[Your task] Please output only the lines that run from the line containing "Transcribe the text in this document." through the end of the material below, exactly.

___ Rows ___

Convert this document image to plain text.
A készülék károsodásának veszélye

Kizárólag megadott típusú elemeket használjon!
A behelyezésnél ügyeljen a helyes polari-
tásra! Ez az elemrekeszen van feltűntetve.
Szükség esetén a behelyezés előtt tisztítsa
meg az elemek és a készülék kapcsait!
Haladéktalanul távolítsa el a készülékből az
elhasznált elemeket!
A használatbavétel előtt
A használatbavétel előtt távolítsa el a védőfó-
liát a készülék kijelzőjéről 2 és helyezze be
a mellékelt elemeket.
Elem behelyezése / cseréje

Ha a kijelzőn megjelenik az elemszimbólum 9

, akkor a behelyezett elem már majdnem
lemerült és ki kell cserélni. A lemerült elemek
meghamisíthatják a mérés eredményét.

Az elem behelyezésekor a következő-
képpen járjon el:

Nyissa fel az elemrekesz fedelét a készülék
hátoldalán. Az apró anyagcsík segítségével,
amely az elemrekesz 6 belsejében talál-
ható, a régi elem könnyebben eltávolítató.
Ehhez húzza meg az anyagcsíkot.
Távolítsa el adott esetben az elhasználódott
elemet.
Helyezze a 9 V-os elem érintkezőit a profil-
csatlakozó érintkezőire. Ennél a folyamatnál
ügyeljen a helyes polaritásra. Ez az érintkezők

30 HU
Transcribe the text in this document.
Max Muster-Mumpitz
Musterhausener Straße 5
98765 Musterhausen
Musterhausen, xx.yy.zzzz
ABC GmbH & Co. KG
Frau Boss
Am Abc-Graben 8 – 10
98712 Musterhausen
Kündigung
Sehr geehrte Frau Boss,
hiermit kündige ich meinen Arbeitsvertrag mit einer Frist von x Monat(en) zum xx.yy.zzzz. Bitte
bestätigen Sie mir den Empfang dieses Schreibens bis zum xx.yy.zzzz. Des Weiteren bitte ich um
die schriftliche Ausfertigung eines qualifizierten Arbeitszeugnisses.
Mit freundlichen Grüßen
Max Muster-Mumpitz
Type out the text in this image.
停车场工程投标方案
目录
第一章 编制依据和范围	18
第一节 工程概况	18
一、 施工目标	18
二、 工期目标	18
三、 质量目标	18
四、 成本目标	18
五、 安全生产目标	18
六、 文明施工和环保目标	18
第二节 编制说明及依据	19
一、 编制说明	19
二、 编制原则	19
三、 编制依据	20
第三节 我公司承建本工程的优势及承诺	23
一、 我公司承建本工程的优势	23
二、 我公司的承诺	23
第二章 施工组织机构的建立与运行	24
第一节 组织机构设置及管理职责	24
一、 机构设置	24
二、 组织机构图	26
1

___

[Result below]
Transcribe the text in this document.
Max Muster-Mumpitz
Musterhausener Straße 5
98765 Musterhausen
Musterhausen, xx.yy.zzzz
ABC GmbH & Co. KG
Frau Boss
Am Abc-Graben 8 – 10
98712 Musterhausen
Kündigung
Sehr geehrte Frau Boss,
hiermit kündige ich meinen Arbeitsvertrag mit einer Frist von x Monat(en) zum xx.yy.zzzz. Bitte
bestätigen Sie mir den Empfang dieses Schreibens bis zum xx.yy.zzzz. Des Weiteren bitte ich um
die schriftliche Ausfertigung eines qualifizierten Arbeitszeugnisses.
Mit freundlichen Grüßen
Max Muster-Mumpitz
Type out the text in this image.
停车场工程投标方案
目录
第一章 编制依据和范围	18
第一节 工程概况	18
一、 施工目标	18
二、 工期目标	18
三、 质量目标	18
四、 成本目标	18
五、 安全生产目标	18
六、 文明施工和环保目标	18
第二节 编制说明及依据	19
一、 编制说明	19
二、 编制原则	19
三、 编制依据	20
第三节 我公司承建本工程的优势及承诺	23
一、 我公司承建本工程的优势	23
二、 我公司的承诺	23
第二章 施工组织机构的建立与运行	24
第一节 组织机构设置及管理职责	24
一、 机构设置	24
二、 组织机构图	26
1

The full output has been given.